Copy out the lines verbatim, from the line with "black-stone — [7, 87, 14, 94]" up to and including the line with "black-stone — [81, 40, 88, 47]".
====== Dataset extract ======
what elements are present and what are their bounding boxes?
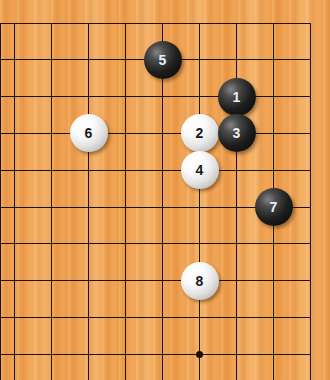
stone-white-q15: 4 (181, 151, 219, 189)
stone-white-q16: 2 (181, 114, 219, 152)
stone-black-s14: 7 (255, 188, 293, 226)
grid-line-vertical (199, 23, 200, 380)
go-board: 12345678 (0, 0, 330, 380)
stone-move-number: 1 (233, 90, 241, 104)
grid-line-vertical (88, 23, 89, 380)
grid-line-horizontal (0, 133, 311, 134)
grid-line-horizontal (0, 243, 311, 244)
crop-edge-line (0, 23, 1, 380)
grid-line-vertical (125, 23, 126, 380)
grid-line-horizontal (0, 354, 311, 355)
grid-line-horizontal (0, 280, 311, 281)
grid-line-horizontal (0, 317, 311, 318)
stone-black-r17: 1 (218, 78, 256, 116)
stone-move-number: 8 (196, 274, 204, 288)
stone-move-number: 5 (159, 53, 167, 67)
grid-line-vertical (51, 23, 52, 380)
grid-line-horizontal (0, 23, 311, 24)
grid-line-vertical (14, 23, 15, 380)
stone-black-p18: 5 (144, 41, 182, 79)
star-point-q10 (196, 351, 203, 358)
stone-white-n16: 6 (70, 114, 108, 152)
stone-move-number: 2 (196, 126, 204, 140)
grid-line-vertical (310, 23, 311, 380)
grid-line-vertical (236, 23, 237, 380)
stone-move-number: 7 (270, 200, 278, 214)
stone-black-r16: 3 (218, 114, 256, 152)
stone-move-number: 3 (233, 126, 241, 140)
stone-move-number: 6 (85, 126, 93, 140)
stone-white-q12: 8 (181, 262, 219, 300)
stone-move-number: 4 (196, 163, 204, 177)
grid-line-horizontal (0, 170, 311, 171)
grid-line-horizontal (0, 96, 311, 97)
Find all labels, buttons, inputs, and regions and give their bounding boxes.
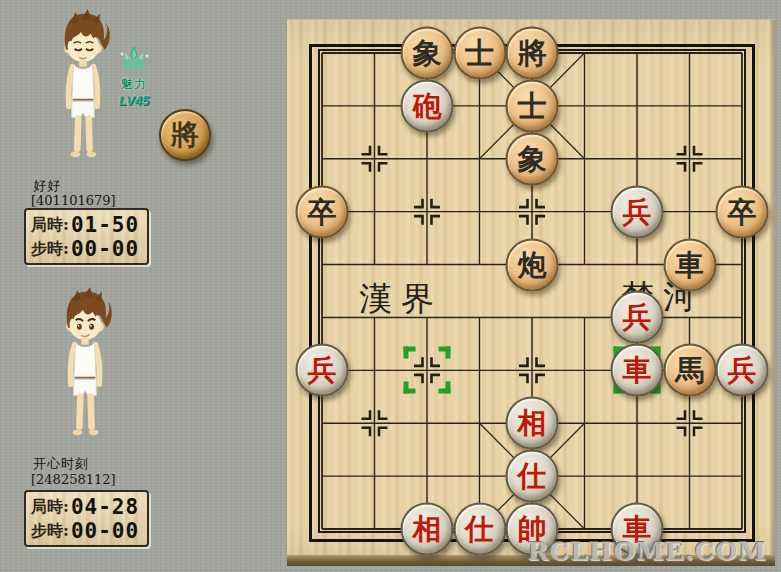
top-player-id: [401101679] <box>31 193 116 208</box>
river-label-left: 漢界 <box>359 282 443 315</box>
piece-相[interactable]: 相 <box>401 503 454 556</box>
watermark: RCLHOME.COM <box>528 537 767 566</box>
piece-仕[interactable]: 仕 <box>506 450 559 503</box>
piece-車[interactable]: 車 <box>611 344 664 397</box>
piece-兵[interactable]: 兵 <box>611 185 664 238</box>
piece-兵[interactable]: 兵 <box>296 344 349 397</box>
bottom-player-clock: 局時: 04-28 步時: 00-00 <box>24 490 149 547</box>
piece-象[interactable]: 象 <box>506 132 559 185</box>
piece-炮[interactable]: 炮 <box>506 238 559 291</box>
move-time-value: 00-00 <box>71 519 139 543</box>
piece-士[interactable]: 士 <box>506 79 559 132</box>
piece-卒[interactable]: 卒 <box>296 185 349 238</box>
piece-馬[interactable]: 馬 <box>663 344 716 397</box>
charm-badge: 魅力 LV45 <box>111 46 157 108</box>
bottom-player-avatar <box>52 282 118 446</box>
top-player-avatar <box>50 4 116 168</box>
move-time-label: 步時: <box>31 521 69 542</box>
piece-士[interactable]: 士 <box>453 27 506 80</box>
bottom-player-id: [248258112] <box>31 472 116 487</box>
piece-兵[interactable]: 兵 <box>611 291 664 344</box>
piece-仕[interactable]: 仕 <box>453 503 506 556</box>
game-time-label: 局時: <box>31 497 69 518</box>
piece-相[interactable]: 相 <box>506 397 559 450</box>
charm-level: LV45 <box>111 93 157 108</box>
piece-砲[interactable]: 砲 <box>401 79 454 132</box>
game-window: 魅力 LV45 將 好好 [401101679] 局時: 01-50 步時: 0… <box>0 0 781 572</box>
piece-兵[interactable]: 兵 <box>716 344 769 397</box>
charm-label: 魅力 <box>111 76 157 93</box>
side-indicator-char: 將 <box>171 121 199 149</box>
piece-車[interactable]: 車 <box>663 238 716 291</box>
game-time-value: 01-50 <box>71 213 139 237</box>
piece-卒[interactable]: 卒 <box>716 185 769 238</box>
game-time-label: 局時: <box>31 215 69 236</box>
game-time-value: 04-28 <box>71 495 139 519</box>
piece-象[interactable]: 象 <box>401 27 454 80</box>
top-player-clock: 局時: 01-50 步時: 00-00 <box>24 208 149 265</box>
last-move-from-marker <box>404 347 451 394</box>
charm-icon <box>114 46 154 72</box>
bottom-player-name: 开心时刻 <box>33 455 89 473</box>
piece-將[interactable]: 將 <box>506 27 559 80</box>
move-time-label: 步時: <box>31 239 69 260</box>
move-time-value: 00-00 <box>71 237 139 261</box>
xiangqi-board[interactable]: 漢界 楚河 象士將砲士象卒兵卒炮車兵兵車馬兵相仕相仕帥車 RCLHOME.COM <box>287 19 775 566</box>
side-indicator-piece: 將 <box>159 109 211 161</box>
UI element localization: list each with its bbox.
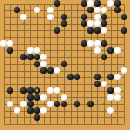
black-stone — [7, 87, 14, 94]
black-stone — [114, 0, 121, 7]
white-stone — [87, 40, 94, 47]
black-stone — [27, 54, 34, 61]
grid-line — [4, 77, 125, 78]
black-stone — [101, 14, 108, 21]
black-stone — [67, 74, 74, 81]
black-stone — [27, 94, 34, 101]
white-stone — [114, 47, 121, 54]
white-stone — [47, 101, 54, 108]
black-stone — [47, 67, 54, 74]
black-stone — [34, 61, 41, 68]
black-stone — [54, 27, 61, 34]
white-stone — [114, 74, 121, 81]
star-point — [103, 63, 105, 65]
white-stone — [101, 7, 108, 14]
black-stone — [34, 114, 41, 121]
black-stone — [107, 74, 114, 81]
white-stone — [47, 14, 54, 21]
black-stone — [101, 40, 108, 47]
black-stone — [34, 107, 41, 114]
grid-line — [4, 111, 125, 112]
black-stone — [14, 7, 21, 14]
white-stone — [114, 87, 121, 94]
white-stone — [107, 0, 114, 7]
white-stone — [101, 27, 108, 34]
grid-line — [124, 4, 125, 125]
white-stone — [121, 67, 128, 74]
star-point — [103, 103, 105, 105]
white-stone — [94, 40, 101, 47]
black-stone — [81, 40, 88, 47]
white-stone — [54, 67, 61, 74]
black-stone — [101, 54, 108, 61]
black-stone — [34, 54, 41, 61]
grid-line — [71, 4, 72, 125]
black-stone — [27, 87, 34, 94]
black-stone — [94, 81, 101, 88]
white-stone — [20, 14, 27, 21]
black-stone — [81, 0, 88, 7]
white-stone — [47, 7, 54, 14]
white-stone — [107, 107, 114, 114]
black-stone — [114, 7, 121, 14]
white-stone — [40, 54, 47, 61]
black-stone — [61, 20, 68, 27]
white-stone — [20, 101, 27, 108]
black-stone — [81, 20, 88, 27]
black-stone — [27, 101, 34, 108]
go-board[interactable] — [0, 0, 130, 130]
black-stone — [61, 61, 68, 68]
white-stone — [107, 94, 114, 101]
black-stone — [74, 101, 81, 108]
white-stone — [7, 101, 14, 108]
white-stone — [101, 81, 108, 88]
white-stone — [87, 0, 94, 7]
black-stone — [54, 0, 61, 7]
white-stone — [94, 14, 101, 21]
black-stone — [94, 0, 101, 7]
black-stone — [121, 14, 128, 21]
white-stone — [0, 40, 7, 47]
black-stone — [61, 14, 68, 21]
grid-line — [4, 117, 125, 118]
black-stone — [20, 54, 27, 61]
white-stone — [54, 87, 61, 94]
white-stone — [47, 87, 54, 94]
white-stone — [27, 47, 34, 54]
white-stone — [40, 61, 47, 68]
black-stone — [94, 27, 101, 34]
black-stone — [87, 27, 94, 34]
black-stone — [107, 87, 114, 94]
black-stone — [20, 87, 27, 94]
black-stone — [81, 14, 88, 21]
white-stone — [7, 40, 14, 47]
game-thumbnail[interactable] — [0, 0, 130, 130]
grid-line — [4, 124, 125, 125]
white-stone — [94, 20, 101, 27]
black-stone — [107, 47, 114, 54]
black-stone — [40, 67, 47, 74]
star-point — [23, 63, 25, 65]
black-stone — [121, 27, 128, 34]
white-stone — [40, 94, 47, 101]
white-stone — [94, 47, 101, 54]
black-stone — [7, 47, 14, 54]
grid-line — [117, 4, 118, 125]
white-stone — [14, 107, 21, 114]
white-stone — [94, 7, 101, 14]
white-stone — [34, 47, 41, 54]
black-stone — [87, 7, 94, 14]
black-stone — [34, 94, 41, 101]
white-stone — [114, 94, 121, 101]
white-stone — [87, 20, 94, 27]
======
**Output of the task**
black-stone — [7, 87, 14, 94]
black-stone — [114, 0, 121, 7]
white-stone — [87, 40, 94, 47]
black-stone — [27, 54, 34, 61]
grid-line — [4, 77, 125, 78]
black-stone — [101, 14, 108, 21]
black-stone — [67, 74, 74, 81]
black-stone — [27, 94, 34, 101]
white-stone — [114, 47, 121, 54]
white-stone — [47, 101, 54, 108]
black-stone — [47, 67, 54, 74]
black-stone — [34, 61, 41, 68]
black-stone — [54, 27, 61, 34]
white-stone — [114, 74, 121, 81]
star-point — [103, 63, 105, 65]
white-stone — [101, 7, 108, 14]
black-stone — [34, 114, 41, 121]
black-stone — [107, 74, 114, 81]
white-stone — [47, 14, 54, 21]
black-stone — [101, 40, 108, 47]
black-stone — [34, 107, 41, 114]
grid-line — [4, 111, 125, 112]
black-stone — [14, 7, 21, 14]
white-stone — [114, 87, 121, 94]
white-stone — [107, 0, 114, 7]
white-stone — [101, 27, 108, 34]
grid-line — [124, 4, 125, 125]
white-stone — [121, 67, 128, 74]
star-point — [103, 103, 105, 105]
white-stone — [94, 40, 101, 47]
black-stone — [81, 40, 88, 47]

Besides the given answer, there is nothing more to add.